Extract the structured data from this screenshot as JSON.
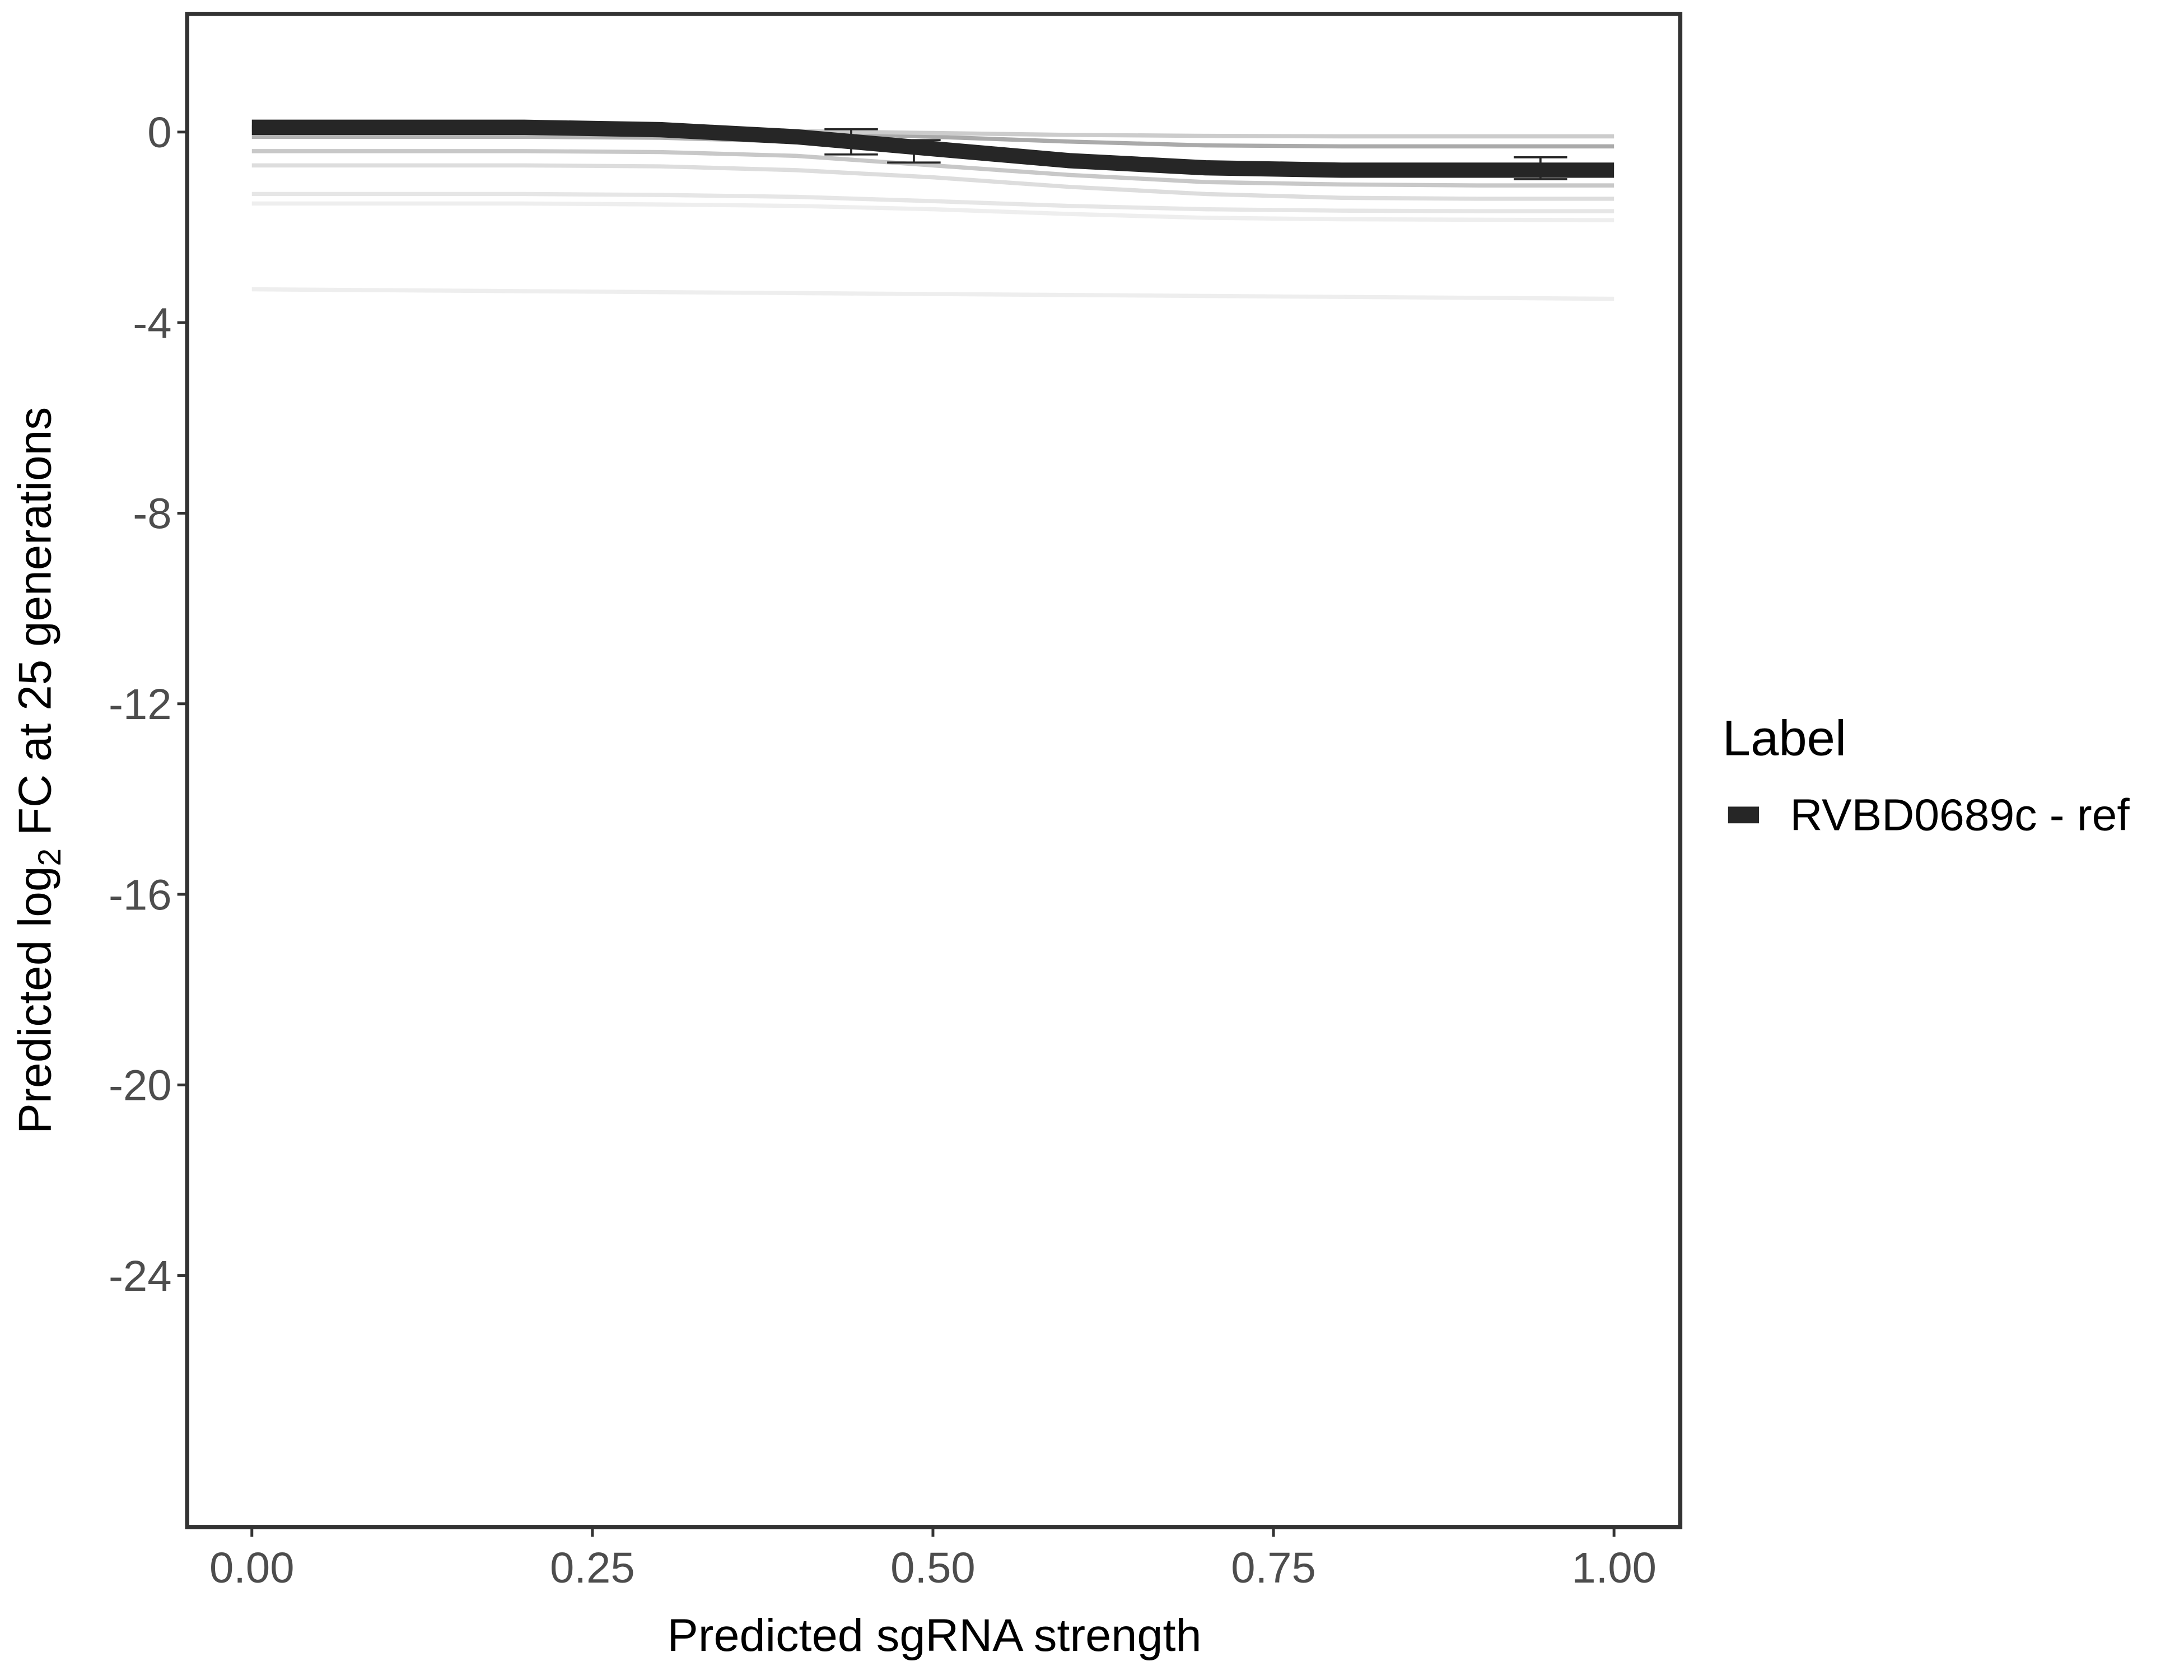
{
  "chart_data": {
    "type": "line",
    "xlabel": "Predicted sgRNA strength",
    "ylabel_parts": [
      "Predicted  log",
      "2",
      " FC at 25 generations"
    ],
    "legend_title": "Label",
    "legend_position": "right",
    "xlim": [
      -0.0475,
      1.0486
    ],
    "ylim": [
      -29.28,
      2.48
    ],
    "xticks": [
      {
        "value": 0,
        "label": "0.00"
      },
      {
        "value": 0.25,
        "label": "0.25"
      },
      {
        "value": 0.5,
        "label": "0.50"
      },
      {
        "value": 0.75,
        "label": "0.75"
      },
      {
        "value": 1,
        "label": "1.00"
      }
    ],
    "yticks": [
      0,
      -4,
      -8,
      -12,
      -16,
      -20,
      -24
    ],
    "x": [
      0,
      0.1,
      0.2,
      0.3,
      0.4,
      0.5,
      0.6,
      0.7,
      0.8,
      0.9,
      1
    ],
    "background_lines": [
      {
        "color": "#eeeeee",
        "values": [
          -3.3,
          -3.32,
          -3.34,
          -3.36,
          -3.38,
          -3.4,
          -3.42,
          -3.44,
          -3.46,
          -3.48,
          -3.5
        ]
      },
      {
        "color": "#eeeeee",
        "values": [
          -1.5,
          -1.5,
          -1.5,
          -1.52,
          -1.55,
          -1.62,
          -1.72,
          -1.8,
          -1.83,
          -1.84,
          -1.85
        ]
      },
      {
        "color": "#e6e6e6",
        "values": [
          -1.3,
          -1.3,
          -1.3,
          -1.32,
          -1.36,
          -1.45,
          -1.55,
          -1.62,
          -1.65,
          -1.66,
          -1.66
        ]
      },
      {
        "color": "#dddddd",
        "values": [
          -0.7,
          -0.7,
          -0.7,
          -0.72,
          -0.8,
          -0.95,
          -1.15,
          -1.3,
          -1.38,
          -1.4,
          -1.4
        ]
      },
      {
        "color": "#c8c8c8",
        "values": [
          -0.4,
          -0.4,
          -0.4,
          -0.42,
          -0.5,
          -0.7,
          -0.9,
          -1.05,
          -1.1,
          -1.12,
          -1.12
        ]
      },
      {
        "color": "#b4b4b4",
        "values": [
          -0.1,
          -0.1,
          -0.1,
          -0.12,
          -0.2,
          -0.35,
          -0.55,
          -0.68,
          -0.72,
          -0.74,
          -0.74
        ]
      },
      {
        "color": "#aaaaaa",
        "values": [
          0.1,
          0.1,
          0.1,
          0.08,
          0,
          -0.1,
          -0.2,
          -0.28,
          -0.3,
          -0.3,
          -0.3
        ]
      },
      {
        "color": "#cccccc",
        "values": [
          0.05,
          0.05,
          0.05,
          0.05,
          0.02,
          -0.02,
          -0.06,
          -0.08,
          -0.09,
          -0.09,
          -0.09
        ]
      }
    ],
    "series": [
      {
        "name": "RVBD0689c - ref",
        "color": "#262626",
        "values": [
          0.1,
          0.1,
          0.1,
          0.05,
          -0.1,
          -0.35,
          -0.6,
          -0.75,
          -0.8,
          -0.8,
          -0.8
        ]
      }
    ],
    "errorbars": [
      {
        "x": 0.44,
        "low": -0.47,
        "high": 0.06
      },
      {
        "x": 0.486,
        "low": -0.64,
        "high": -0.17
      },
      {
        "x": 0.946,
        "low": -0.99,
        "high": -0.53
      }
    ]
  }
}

┄┄┄┄┄┄┄┄┄┄

Short problem: Leaving aside the images, write out the entries above word for word.

Complete answer:
Extract the structured data from this screenshot as JSON.
{
  "chart_data": {
    "type": "line",
    "xlabel": "Predicted sgRNA strength",
    "ylabel_parts": [
      "Predicted  log",
      "2",
      " FC at 25 generations"
    ],
    "legend_title": "Label",
    "legend_position": "right",
    "xlim": [
      -0.0475,
      1.0486
    ],
    "ylim": [
      -29.28,
      2.48
    ],
    "xticks": [
      {
        "value": 0,
        "label": "0.00"
      },
      {
        "value": 0.25,
        "label": "0.25"
      },
      {
        "value": 0.5,
        "label": "0.50"
      },
      {
        "value": 0.75,
        "label": "0.75"
      },
      {
        "value": 1,
        "label": "1.00"
      }
    ],
    "yticks": [
      0,
      -4,
      -8,
      -12,
      -16,
      -20,
      -24
    ],
    "x": [
      0,
      0.1,
      0.2,
      0.3,
      0.4,
      0.5,
      0.6,
      0.7,
      0.8,
      0.9,
      1
    ],
    "background_lines": [
      {
        "color": "#eeeeee",
        "values": [
          -3.3,
          -3.32,
          -3.34,
          -3.36,
          -3.38,
          -3.4,
          -3.42,
          -3.44,
          -3.46,
          -3.48,
          -3.5
        ]
      },
      {
        "color": "#eeeeee",
        "values": [
          -1.5,
          -1.5,
          -1.5,
          -1.52,
          -1.55,
          -1.62,
          -1.72,
          -1.8,
          -1.83,
          -1.84,
          -1.85
        ]
      },
      {
        "color": "#e6e6e6",
        "values": [
          -1.3,
          -1.3,
          -1.3,
          -1.32,
          -1.36,
          -1.45,
          -1.55,
          -1.62,
          -1.65,
          -1.66,
          -1.66
        ]
      },
      {
        "color": "#dddddd",
        "values": [
          -0.7,
          -0.7,
          -0.7,
          -0.72,
          -0.8,
          -0.95,
          -1.15,
          -1.3,
          -1.38,
          -1.4,
          -1.4
        ]
      },
      {
        "color": "#c8c8c8",
        "values": [
          -0.4,
          -0.4,
          -0.4,
          -0.42,
          -0.5,
          -0.7,
          -0.9,
          -1.05,
          -1.1,
          -1.12,
          -1.12
        ]
      },
      {
        "color": "#b4b4b4",
        "values": [
          -0.1,
          -0.1,
          -0.1,
          -0.12,
          -0.2,
          -0.35,
          -0.55,
          -0.68,
          -0.72,
          -0.74,
          -0.74
        ]
      },
      {
        "color": "#aaaaaa",
        "values": [
          0.1,
          0.1,
          0.1,
          0.08,
          0,
          -0.1,
          -0.2,
          -0.28,
          -0.3,
          -0.3,
          -0.3
        ]
      },
      {
        "color": "#cccccc",
        "values": [
          0.05,
          0.05,
          0.05,
          0.05,
          0.02,
          -0.02,
          -0.06,
          -0.08,
          -0.09,
          -0.09,
          -0.09
        ]
      }
    ],
    "series": [
      {
        "name": "RVBD0689c - ref",
        "color": "#262626",
        "values": [
          0.1,
          0.1,
          0.1,
          0.05,
          -0.1,
          -0.35,
          -0.6,
          -0.75,
          -0.8,
          -0.8,
          -0.8
        ]
      }
    ],
    "errorbars": [
      {
        "x": 0.44,
        "low": -0.47,
        "high": 0.06
      },
      {
        "x": 0.486,
        "low": -0.64,
        "high": -0.17
      },
      {
        "x": 0.946,
        "low": -0.99,
        "high": -0.53
      }
    ]
  }
}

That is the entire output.